** SUPPLIED RECORDS **
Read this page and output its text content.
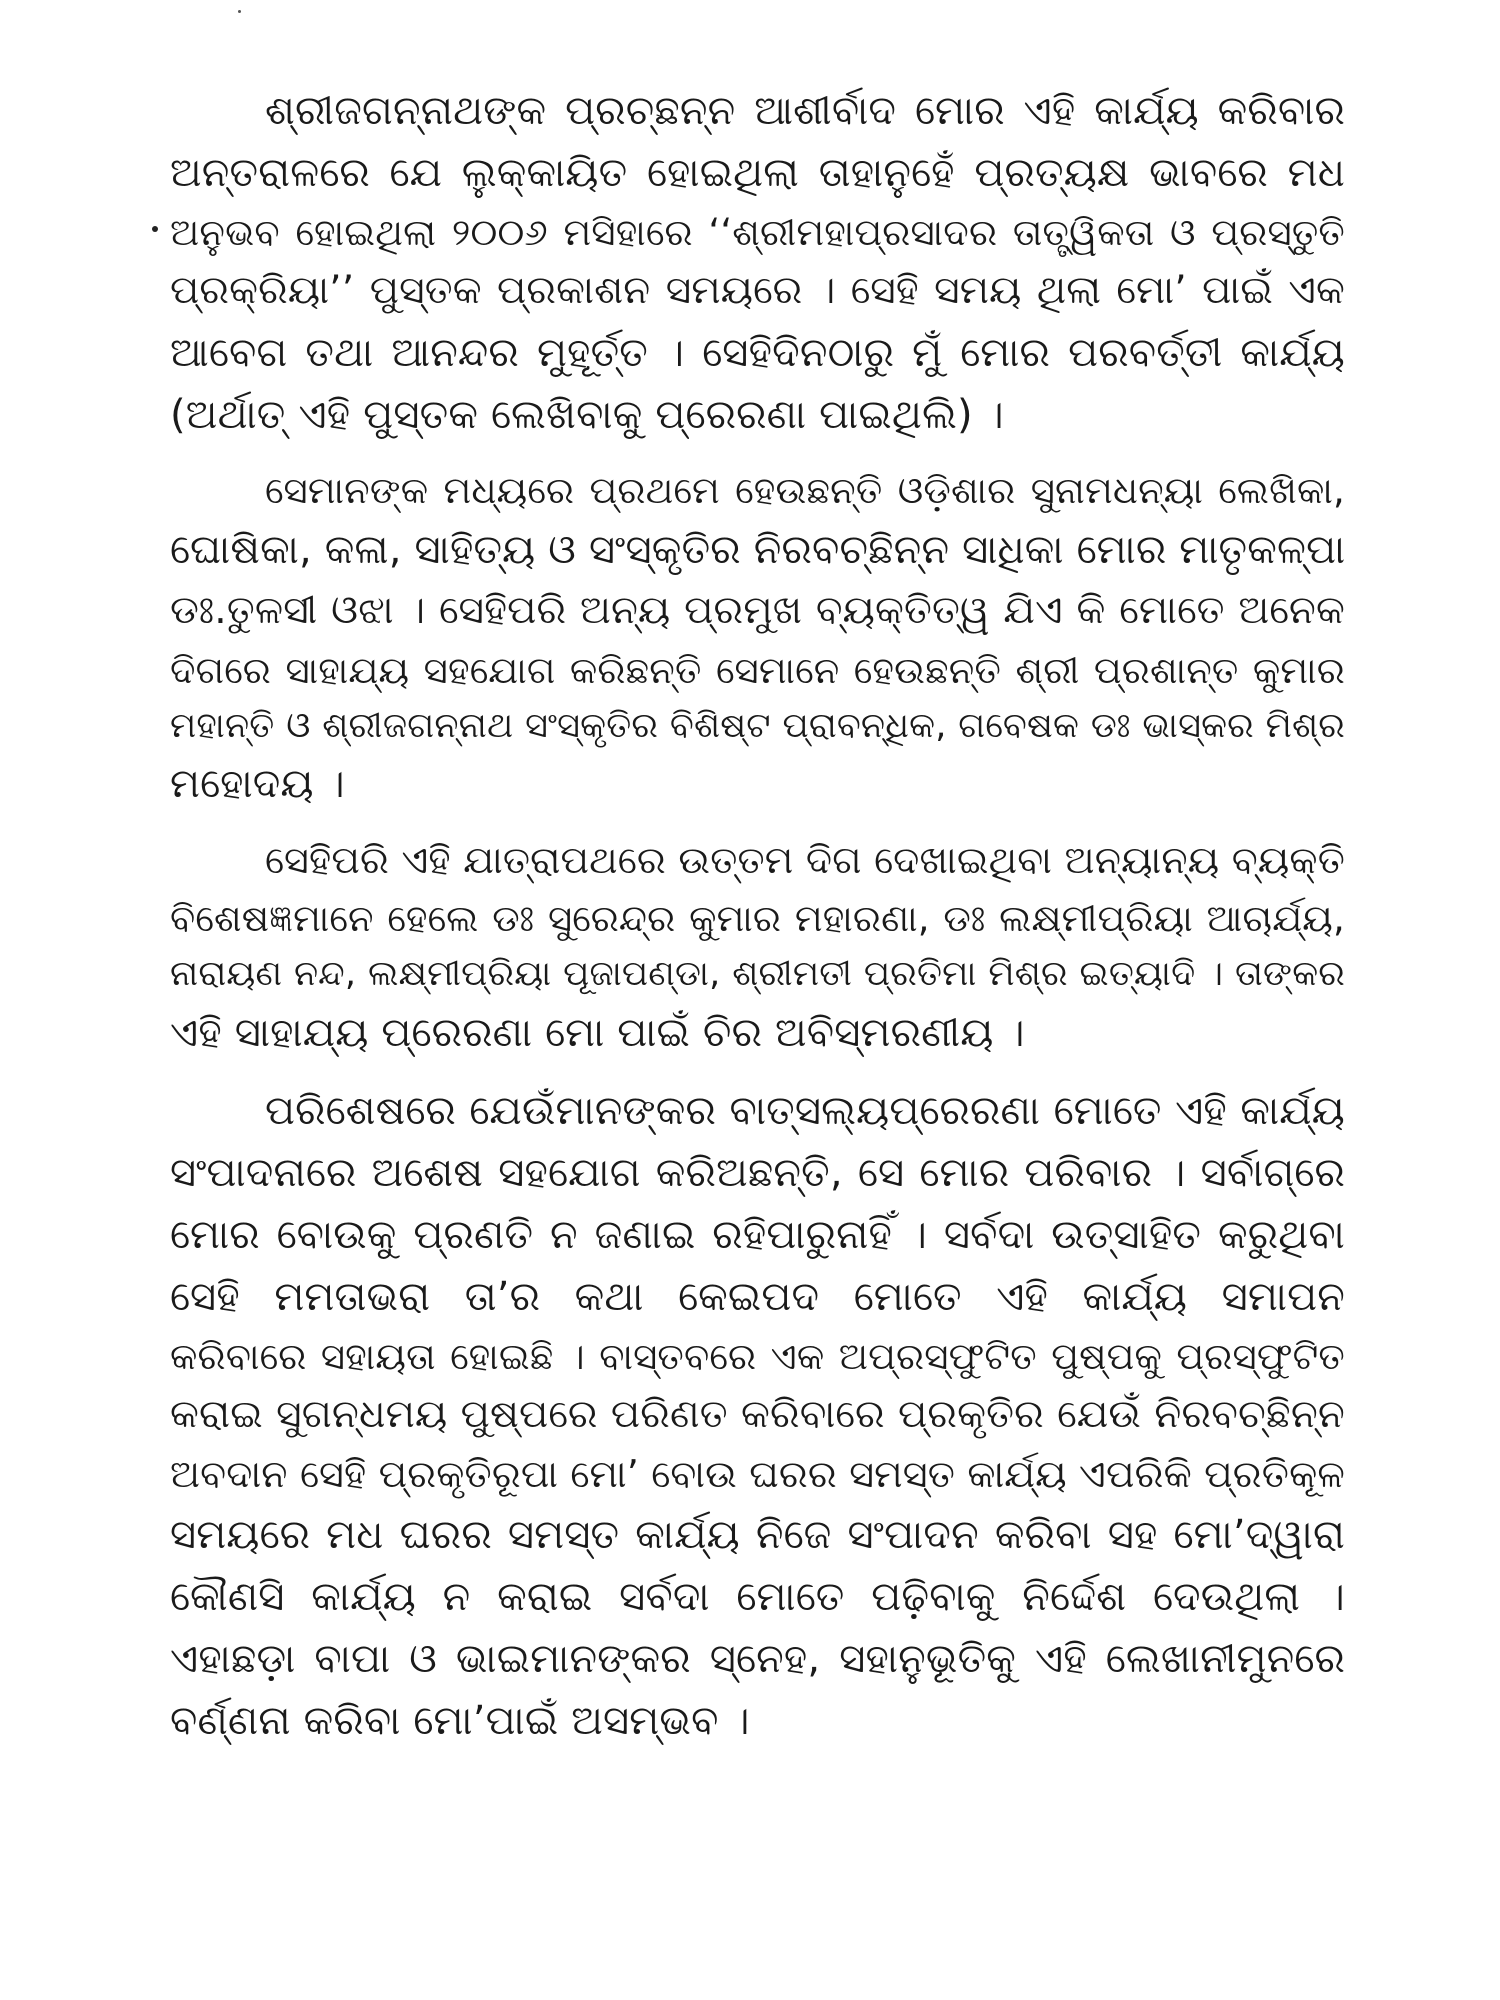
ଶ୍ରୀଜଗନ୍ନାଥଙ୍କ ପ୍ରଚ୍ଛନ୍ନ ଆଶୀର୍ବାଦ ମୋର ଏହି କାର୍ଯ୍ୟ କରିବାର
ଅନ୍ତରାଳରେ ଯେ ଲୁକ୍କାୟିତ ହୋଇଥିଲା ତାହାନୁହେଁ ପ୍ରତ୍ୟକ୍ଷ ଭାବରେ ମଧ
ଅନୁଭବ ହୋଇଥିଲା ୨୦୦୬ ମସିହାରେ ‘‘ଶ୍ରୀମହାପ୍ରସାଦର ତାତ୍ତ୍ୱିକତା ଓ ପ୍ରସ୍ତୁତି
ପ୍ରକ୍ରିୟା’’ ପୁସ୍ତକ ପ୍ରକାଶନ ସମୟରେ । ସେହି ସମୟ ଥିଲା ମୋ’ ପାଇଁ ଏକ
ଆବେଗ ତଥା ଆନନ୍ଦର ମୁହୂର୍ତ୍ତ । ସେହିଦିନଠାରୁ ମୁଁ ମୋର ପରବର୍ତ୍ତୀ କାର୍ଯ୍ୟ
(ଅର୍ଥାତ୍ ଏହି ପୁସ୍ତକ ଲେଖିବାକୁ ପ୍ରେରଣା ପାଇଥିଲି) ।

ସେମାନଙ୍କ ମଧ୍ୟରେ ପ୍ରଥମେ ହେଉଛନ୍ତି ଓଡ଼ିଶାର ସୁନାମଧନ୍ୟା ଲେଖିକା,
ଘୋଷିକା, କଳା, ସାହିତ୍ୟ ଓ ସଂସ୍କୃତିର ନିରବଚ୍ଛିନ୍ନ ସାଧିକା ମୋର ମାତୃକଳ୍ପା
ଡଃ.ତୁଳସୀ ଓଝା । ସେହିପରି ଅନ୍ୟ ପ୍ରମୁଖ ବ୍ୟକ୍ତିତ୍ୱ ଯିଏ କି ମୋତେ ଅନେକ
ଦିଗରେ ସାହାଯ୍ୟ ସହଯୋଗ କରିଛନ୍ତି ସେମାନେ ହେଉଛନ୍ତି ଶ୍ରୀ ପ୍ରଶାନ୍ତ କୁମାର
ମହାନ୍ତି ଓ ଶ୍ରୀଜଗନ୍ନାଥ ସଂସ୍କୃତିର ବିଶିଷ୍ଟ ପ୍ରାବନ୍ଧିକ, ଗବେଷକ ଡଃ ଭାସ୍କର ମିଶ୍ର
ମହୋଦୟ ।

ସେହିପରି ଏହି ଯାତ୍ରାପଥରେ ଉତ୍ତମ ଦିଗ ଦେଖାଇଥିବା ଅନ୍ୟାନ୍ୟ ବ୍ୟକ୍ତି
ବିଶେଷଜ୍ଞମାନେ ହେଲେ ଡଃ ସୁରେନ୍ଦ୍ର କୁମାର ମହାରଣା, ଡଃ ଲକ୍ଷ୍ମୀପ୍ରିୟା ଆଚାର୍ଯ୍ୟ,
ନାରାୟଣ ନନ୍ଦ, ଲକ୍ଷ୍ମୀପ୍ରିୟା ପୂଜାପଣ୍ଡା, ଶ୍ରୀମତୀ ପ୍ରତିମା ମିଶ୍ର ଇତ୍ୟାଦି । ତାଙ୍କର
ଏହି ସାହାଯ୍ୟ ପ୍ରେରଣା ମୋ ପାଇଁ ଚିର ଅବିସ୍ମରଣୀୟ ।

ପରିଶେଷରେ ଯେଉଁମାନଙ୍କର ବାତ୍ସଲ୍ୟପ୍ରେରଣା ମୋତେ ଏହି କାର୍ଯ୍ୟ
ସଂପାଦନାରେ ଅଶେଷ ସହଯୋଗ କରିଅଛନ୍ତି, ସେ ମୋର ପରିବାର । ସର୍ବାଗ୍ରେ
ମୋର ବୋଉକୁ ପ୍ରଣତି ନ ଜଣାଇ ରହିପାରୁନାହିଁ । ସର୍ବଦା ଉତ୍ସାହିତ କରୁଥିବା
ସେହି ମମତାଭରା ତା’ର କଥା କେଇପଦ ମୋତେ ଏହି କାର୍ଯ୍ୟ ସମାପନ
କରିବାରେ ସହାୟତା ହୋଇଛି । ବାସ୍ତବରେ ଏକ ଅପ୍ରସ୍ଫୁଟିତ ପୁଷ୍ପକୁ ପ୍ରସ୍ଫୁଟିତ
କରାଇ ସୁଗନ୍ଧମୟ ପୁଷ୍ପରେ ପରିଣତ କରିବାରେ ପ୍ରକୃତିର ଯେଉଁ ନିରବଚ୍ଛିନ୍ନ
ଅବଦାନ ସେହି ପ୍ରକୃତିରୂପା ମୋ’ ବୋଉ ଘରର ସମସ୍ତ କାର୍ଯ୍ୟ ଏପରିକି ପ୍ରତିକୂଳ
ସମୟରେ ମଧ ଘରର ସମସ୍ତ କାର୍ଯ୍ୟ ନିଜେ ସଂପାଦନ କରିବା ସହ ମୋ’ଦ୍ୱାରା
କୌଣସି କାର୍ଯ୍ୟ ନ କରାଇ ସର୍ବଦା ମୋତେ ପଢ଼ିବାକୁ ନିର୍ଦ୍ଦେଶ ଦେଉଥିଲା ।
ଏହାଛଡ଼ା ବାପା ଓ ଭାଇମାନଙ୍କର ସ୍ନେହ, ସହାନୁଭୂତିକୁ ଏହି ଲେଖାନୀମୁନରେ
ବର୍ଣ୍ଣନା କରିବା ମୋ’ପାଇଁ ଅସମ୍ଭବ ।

** EXERCISE PROMPT **
From the listing above, pick out each line where the word "ସମୟର" appears.

** OUTPUT OF THE TASK **
ପ୍ରକ୍ରିୟା’’ ପୁସ୍ତକ ପ୍ରକାଶନ ସମୟରେ । ସେହି ସମୟ ଥିଲା ମୋ’ ପାଇଁ ଏକ
ସମୟରେ ମଧ ଘରର ସମସ୍ତ କାର୍ଯ୍ୟ ନିଜେ ସଂପାଦନ କରିବା ସହ ମୋ’ଦ୍ୱାରା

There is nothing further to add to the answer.